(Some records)
%%

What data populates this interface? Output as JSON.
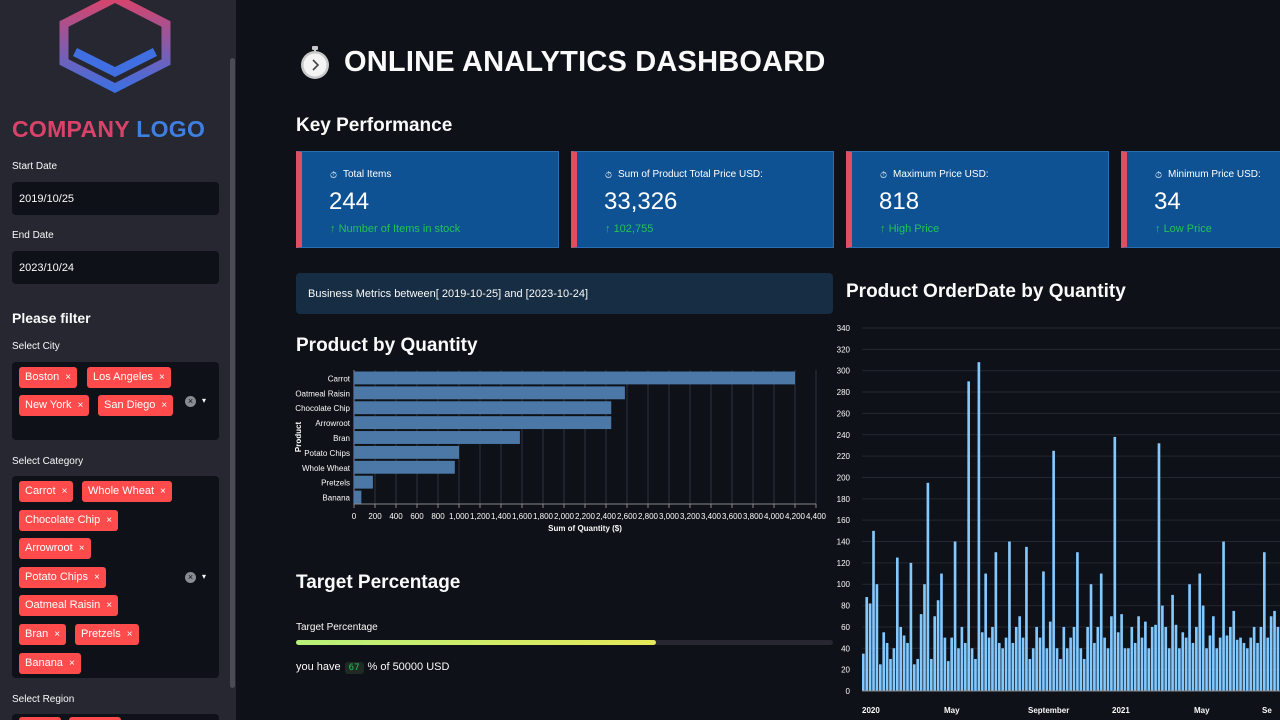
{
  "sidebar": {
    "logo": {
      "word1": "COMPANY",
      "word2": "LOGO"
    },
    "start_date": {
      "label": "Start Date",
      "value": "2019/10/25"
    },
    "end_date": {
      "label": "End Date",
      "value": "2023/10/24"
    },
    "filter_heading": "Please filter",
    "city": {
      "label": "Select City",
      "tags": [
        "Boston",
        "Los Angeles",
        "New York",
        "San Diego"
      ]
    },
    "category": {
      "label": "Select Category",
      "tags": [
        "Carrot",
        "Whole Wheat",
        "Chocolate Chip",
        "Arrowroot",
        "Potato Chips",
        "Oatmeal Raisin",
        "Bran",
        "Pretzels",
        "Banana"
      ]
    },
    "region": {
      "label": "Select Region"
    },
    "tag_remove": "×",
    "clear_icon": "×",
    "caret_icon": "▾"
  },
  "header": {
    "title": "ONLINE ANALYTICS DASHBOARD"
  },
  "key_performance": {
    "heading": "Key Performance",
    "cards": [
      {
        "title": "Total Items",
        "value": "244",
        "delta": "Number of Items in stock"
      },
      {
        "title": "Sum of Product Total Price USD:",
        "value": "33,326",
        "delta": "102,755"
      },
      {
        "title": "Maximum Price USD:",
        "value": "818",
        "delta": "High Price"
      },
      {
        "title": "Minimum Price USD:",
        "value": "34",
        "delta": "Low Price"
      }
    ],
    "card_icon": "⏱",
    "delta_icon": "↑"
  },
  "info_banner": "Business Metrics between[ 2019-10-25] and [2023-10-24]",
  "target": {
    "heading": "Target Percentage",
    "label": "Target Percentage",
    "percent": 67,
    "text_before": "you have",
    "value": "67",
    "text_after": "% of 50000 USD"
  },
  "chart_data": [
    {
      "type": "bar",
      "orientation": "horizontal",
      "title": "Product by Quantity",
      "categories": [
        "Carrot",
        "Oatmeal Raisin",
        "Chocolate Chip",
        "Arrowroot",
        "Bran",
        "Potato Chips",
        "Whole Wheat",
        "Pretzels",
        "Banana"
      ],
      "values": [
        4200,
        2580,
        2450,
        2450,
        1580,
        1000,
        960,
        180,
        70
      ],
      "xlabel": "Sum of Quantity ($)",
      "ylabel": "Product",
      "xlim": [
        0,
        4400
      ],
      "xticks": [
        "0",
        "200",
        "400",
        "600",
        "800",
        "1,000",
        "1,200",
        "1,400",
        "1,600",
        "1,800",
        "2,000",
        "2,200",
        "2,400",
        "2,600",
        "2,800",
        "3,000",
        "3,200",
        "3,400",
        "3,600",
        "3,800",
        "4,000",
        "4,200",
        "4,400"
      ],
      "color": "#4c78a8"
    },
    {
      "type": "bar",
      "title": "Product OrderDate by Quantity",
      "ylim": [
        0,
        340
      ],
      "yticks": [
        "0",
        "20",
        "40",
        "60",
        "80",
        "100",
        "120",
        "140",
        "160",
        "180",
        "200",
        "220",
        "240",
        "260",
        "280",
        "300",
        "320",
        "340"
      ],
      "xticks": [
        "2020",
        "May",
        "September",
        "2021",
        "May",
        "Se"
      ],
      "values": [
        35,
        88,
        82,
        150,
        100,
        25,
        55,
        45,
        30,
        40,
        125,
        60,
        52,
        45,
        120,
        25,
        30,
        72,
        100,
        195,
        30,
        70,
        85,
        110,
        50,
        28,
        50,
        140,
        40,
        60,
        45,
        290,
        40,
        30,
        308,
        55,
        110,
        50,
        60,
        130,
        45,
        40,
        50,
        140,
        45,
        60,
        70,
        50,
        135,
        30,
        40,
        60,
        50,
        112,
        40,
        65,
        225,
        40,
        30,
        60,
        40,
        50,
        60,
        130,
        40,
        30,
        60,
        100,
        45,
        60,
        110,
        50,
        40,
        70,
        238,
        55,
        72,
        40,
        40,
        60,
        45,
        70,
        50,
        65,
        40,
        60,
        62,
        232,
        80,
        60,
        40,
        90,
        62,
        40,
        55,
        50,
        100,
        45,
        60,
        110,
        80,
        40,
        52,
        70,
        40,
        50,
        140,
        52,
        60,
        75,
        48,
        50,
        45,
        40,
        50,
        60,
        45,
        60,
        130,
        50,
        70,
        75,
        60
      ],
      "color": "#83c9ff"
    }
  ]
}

%%
%%

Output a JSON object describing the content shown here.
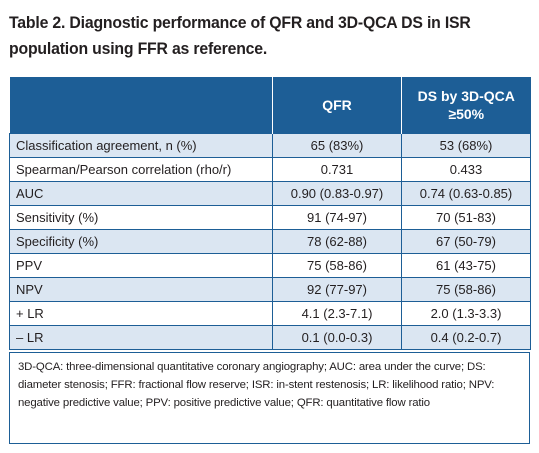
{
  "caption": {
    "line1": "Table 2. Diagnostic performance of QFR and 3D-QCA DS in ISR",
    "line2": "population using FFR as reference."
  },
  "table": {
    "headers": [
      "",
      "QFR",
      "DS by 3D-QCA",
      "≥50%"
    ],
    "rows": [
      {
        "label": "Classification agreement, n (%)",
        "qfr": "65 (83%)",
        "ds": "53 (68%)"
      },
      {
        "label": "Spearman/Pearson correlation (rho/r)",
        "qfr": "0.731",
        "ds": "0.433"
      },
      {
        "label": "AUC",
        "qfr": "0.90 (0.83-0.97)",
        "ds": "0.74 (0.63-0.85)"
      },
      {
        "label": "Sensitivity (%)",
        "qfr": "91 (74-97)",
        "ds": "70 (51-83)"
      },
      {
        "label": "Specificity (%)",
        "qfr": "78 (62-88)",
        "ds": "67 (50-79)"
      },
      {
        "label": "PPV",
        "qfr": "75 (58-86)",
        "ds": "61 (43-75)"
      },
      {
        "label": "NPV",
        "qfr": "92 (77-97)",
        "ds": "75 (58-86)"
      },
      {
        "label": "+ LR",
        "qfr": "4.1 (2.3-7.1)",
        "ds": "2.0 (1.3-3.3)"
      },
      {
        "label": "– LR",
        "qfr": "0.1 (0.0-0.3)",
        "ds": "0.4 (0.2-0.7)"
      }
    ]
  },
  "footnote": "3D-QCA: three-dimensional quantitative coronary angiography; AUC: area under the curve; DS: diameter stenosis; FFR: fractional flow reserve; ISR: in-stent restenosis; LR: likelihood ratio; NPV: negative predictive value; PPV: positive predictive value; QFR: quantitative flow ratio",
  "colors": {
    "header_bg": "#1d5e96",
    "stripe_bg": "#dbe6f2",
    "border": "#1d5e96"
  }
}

%%
%%

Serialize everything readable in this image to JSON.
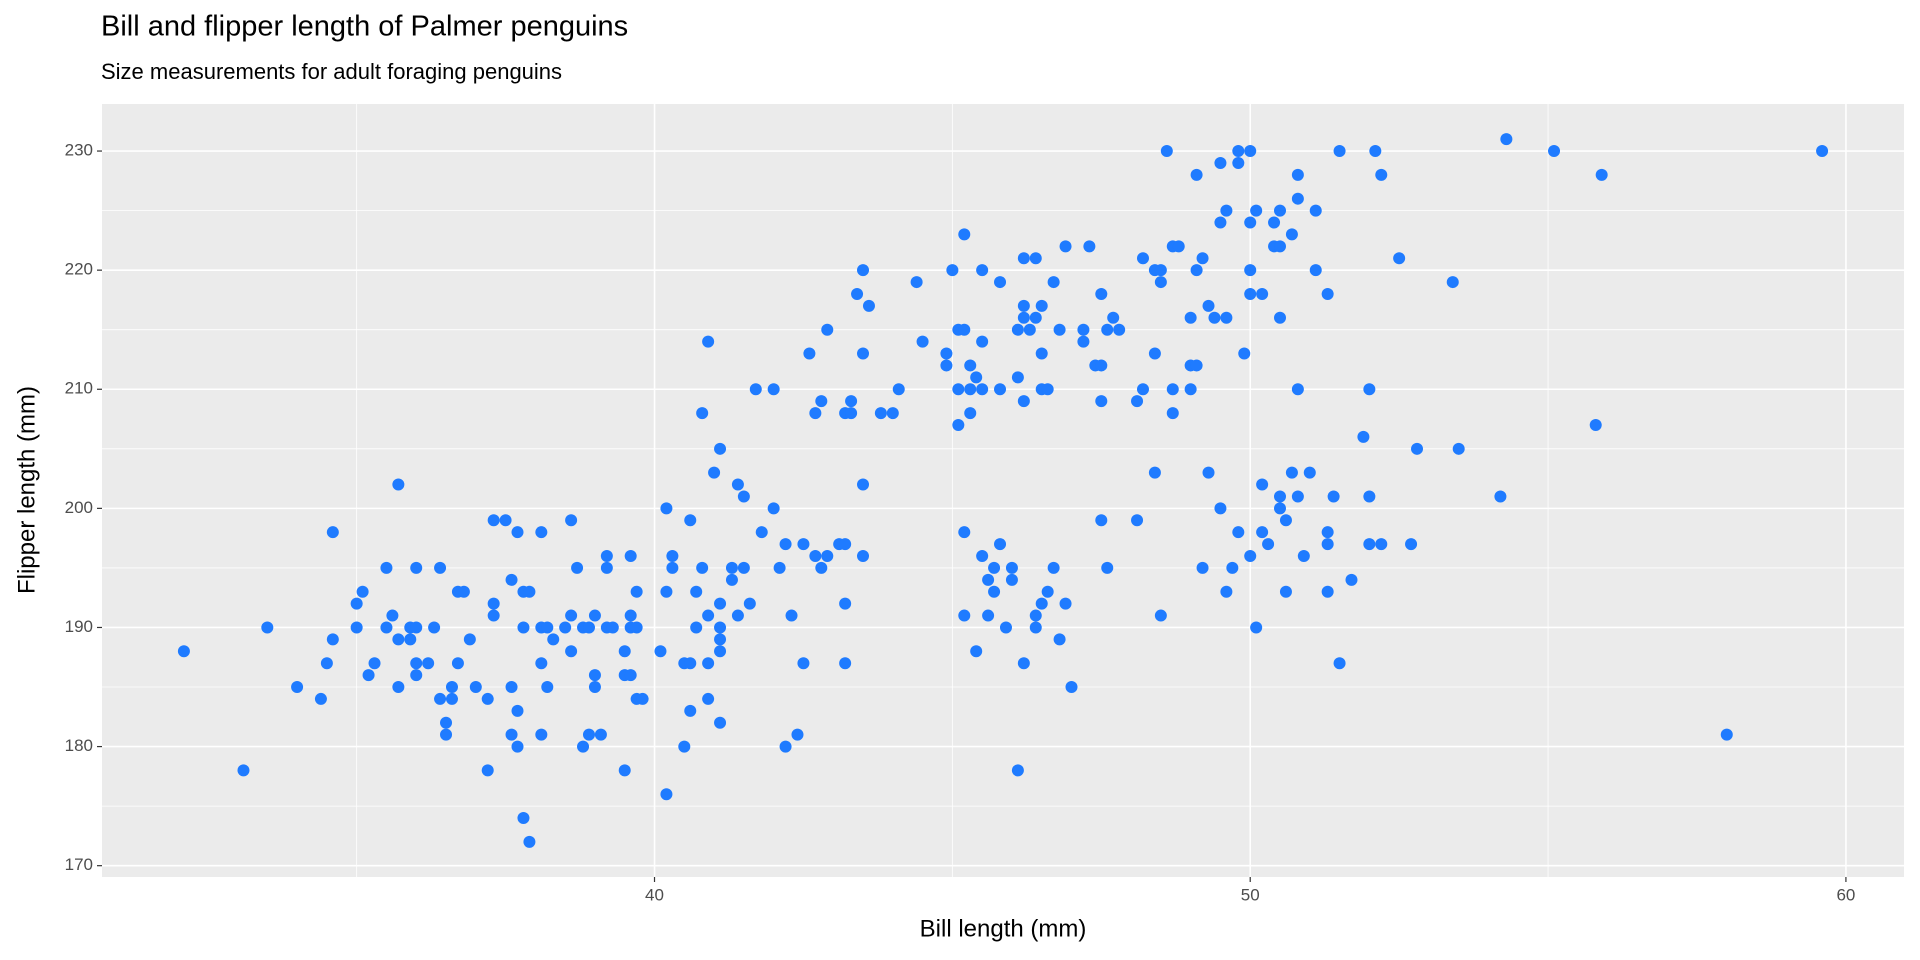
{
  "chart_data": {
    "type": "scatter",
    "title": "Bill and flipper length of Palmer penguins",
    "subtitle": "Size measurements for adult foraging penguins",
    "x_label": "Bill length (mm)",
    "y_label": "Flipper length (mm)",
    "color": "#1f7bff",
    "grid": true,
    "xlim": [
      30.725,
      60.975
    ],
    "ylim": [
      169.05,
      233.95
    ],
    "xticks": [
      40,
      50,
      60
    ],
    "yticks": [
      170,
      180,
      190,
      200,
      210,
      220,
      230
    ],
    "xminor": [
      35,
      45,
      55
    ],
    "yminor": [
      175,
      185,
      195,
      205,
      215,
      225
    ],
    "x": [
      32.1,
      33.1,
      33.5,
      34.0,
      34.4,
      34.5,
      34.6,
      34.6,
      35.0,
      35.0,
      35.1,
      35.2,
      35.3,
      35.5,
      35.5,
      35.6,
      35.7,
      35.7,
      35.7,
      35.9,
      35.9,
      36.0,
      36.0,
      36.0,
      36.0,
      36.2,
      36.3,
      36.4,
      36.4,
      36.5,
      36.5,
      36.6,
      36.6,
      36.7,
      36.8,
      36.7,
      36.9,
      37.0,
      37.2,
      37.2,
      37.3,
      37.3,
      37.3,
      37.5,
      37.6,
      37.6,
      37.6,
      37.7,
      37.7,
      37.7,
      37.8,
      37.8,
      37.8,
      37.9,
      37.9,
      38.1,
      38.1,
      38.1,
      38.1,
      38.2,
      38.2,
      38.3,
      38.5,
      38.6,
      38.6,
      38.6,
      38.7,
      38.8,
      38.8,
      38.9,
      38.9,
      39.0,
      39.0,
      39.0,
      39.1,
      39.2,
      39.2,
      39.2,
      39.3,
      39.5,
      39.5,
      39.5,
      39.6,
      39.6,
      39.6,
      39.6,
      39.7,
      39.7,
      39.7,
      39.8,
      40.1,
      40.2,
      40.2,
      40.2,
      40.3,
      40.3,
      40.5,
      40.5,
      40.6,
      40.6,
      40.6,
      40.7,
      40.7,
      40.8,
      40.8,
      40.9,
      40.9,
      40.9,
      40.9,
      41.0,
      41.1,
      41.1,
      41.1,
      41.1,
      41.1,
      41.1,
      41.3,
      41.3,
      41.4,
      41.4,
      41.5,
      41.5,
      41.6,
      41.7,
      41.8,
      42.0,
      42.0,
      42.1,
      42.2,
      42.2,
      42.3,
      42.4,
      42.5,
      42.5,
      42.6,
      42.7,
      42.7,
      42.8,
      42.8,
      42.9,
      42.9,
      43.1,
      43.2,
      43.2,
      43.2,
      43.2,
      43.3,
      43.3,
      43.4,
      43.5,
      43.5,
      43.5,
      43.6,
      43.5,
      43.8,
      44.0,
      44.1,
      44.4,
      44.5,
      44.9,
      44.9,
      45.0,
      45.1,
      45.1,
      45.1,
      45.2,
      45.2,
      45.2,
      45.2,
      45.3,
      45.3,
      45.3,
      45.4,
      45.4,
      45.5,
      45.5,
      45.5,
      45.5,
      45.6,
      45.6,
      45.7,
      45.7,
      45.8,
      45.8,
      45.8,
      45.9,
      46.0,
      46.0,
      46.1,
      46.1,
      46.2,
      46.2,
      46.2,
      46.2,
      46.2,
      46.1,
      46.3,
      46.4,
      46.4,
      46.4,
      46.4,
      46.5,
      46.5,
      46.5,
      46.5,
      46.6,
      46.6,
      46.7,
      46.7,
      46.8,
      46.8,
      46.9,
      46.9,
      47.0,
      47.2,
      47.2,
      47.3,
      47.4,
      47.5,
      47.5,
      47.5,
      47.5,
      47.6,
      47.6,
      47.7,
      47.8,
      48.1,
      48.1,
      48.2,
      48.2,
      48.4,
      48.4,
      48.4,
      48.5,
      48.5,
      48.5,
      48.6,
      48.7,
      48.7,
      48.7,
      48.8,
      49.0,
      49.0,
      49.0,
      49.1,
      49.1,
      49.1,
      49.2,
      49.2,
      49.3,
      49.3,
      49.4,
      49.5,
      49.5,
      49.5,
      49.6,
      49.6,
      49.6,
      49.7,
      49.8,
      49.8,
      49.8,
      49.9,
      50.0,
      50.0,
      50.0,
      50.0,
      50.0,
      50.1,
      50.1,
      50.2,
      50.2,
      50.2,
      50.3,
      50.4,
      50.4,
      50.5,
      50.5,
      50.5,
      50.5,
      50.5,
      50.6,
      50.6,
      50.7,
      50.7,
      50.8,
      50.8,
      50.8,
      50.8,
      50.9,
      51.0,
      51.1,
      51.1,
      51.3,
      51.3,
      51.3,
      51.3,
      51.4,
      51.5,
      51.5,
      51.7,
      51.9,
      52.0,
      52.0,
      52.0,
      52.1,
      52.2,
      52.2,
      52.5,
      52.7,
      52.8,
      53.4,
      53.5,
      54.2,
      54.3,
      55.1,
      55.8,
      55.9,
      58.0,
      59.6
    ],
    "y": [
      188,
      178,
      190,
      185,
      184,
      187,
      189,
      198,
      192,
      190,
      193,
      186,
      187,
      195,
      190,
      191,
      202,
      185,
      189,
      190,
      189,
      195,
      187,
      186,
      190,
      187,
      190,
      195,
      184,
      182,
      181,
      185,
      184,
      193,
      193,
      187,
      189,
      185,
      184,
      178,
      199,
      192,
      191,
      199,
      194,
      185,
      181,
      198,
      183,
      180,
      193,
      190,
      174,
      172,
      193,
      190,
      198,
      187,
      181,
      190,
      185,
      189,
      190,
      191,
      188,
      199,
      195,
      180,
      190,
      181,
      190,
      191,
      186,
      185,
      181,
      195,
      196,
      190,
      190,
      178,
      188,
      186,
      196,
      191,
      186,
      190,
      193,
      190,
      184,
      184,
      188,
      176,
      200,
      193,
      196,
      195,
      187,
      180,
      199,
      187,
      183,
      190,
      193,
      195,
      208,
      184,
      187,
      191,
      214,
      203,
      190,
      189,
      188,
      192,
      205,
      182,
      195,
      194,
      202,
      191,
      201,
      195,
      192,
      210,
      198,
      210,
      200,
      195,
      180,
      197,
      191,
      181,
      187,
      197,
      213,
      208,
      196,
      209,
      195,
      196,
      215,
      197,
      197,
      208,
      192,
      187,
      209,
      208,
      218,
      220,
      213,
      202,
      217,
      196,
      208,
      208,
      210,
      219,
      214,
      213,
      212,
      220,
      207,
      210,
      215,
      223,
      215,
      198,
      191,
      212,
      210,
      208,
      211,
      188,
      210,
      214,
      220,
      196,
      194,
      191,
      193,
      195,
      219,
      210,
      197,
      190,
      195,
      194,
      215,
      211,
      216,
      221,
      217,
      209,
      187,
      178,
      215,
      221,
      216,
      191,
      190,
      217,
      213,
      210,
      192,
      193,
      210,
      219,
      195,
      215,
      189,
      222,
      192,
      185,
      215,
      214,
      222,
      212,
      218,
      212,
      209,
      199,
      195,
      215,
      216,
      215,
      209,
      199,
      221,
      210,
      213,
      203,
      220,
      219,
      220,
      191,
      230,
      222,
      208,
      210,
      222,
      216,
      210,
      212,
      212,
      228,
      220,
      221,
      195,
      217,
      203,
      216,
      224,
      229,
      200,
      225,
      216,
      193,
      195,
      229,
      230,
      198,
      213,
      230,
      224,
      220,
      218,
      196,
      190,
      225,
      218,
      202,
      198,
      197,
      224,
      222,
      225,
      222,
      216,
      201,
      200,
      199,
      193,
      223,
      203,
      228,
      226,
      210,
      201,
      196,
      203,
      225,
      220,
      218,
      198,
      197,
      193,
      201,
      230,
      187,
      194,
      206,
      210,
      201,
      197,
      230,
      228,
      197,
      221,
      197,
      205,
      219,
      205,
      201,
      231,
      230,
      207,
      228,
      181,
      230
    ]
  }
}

%%

### EXERCISE DETAILS
Across the entries, how many lines hold the word "JSON"? Say only the number.

### EXPECTED OUTPUT
3